* Task goal *
Every line that contains the word "structured" should be copied.

Extracted records:
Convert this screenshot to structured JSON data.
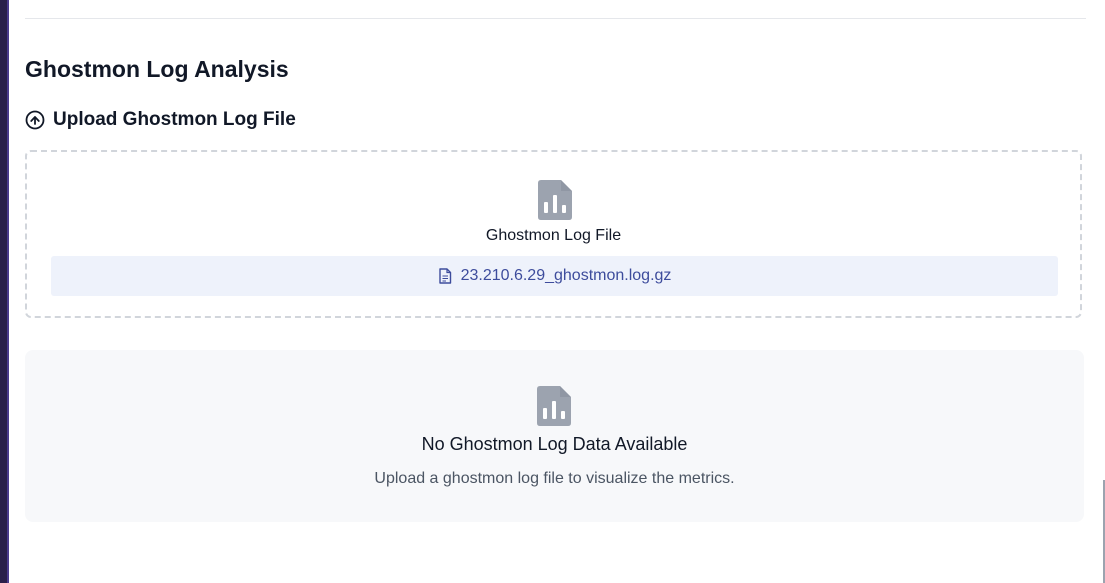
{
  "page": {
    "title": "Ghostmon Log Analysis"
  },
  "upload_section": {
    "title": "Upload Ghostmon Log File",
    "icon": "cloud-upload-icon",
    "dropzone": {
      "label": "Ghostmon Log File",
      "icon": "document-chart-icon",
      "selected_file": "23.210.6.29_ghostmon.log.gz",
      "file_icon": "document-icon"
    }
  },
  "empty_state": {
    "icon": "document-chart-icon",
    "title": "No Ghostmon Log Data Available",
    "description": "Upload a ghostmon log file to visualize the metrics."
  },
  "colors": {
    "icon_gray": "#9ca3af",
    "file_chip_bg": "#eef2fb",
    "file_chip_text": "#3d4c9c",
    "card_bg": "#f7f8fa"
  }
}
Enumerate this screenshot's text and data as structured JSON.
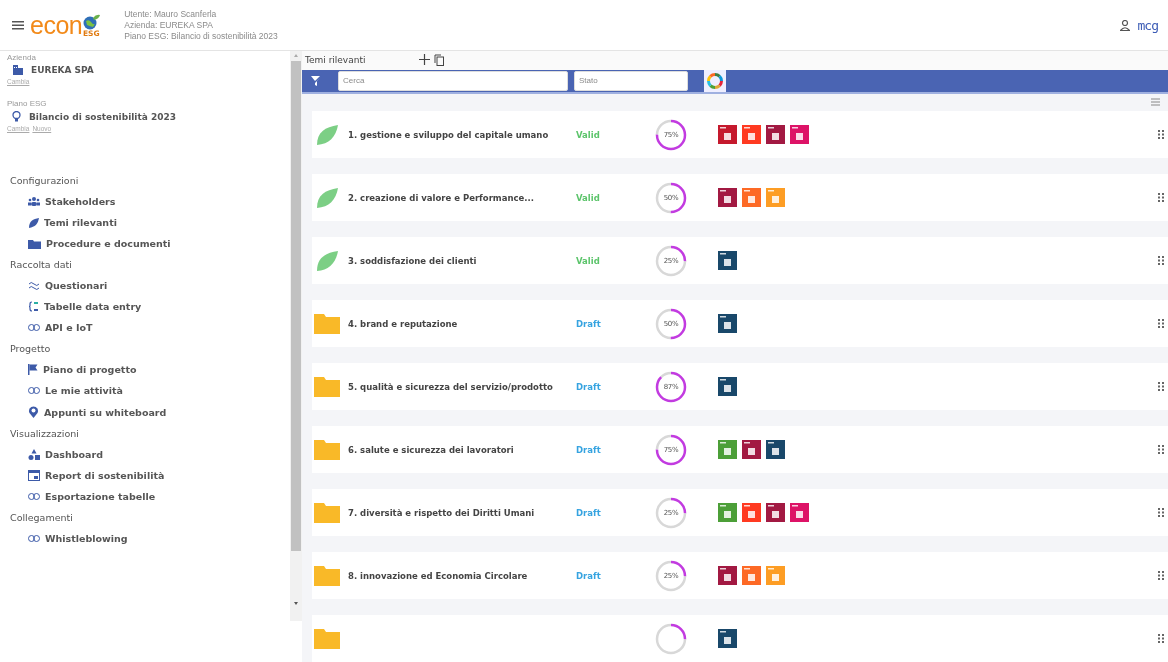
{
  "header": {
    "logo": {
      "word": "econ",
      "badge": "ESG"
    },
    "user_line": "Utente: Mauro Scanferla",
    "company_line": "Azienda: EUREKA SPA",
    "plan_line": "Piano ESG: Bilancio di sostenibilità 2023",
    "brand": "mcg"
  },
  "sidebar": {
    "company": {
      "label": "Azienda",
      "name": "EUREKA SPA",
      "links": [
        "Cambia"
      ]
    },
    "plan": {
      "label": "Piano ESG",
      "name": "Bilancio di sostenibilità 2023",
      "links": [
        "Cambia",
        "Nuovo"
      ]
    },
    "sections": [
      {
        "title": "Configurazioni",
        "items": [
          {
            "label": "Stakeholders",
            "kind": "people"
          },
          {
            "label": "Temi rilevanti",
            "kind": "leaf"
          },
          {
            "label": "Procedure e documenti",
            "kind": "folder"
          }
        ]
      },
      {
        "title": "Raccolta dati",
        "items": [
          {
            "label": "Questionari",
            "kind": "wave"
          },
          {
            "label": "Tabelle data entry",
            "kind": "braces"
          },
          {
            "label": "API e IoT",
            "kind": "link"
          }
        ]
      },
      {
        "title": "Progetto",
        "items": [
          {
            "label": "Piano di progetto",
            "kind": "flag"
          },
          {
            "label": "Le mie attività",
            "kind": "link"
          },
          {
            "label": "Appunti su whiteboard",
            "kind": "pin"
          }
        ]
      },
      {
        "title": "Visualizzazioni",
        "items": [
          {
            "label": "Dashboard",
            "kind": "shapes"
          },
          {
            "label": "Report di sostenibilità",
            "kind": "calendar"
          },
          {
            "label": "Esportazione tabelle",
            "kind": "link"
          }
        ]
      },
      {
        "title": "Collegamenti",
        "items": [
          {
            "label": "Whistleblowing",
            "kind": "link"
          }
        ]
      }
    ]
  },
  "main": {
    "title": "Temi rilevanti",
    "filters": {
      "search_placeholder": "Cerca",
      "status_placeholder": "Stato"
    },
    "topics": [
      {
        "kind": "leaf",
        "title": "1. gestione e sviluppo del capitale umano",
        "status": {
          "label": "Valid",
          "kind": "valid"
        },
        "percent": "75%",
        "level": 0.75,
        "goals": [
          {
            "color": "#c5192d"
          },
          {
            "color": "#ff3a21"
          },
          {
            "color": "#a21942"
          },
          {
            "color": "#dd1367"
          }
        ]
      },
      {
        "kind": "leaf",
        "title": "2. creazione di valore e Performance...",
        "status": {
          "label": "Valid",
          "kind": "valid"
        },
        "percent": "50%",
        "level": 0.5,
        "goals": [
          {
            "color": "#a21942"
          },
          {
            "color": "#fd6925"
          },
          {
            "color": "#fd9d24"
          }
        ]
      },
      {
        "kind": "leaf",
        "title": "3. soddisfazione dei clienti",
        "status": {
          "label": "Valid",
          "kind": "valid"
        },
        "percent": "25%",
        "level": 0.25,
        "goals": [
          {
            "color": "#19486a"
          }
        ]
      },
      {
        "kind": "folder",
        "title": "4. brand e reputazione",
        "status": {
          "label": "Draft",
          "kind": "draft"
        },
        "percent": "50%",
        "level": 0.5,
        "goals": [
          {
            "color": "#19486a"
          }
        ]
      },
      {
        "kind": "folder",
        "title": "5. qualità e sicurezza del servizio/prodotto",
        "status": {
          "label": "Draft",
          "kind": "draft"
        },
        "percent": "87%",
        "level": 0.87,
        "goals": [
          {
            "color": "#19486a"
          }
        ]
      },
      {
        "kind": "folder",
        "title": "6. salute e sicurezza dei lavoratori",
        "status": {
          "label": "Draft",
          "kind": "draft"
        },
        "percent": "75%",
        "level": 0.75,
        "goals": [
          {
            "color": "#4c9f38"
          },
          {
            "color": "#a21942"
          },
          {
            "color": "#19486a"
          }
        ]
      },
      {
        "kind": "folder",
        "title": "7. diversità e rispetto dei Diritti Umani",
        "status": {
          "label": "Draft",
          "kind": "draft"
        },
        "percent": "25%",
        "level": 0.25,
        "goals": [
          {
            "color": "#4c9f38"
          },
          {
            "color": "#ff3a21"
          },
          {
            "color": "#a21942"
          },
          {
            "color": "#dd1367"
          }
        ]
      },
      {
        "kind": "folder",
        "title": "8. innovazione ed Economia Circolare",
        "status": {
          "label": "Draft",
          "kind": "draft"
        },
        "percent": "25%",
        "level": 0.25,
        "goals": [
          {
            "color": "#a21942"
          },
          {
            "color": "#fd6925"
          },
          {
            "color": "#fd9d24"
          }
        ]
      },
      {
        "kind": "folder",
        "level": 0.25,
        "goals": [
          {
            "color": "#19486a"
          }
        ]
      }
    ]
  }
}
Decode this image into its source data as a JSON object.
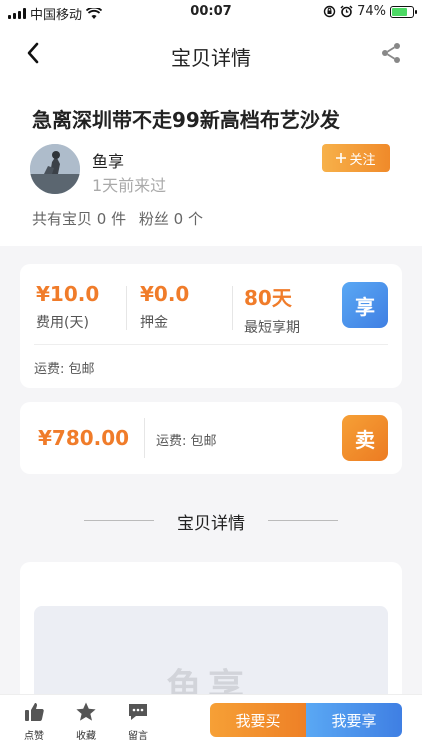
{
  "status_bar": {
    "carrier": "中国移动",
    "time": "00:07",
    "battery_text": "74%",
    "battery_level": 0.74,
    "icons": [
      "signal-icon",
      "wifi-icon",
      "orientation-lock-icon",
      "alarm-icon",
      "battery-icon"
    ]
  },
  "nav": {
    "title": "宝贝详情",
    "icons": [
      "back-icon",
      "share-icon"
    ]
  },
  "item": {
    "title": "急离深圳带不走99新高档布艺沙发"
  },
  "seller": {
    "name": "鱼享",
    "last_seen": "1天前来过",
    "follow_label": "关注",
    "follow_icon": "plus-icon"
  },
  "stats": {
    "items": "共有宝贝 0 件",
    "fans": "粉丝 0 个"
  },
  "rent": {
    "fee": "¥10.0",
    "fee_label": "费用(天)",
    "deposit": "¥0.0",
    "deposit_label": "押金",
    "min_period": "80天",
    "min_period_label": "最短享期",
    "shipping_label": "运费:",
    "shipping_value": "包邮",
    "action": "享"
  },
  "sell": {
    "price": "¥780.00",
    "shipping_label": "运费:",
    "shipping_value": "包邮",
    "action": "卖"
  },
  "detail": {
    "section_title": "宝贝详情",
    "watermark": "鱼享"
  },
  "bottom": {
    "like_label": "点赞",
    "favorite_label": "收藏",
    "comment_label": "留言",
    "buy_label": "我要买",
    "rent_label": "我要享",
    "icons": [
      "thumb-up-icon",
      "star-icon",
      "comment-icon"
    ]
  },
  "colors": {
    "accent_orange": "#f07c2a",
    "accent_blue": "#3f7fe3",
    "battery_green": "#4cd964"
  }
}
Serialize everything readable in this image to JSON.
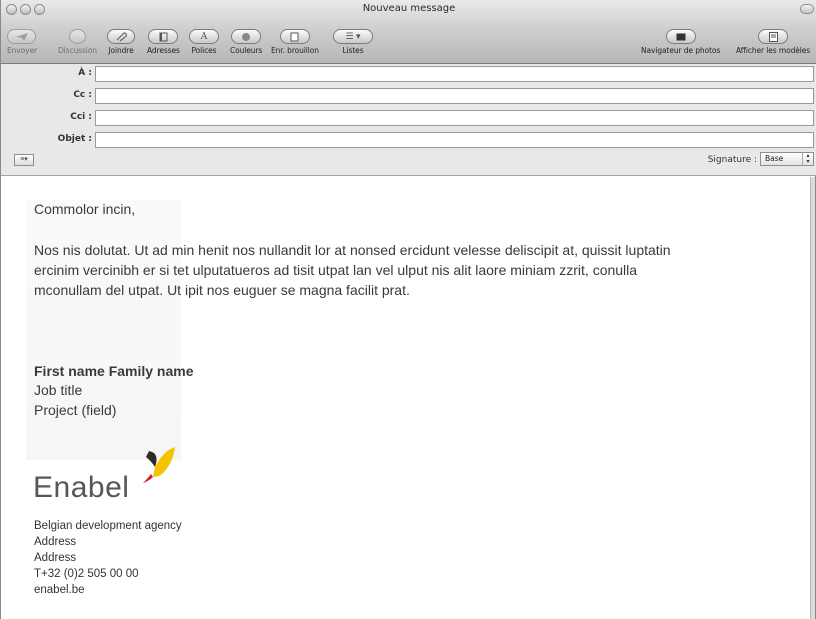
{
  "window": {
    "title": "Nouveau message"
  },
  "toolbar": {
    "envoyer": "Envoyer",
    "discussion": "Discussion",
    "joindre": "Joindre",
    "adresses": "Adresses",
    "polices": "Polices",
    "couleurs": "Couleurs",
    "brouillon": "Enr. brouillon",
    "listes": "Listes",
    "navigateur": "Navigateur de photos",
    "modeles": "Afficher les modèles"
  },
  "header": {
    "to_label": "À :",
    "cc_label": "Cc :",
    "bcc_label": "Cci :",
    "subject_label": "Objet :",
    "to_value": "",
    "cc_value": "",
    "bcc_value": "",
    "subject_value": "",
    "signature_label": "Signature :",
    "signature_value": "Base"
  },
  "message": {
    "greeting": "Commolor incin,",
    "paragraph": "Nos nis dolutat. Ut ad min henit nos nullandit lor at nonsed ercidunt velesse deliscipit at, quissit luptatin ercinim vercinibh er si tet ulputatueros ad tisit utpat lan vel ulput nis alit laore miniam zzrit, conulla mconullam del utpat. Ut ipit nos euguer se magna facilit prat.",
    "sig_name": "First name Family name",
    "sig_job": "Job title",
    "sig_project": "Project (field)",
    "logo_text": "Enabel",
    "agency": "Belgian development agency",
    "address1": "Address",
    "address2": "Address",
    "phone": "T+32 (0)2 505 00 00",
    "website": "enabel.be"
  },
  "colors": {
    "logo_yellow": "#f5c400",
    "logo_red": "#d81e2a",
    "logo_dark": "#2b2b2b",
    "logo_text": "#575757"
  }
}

* Solution below *
Convert this screenshot to structured JSON data.
Enumerate this screenshot's text and data as structured JSON.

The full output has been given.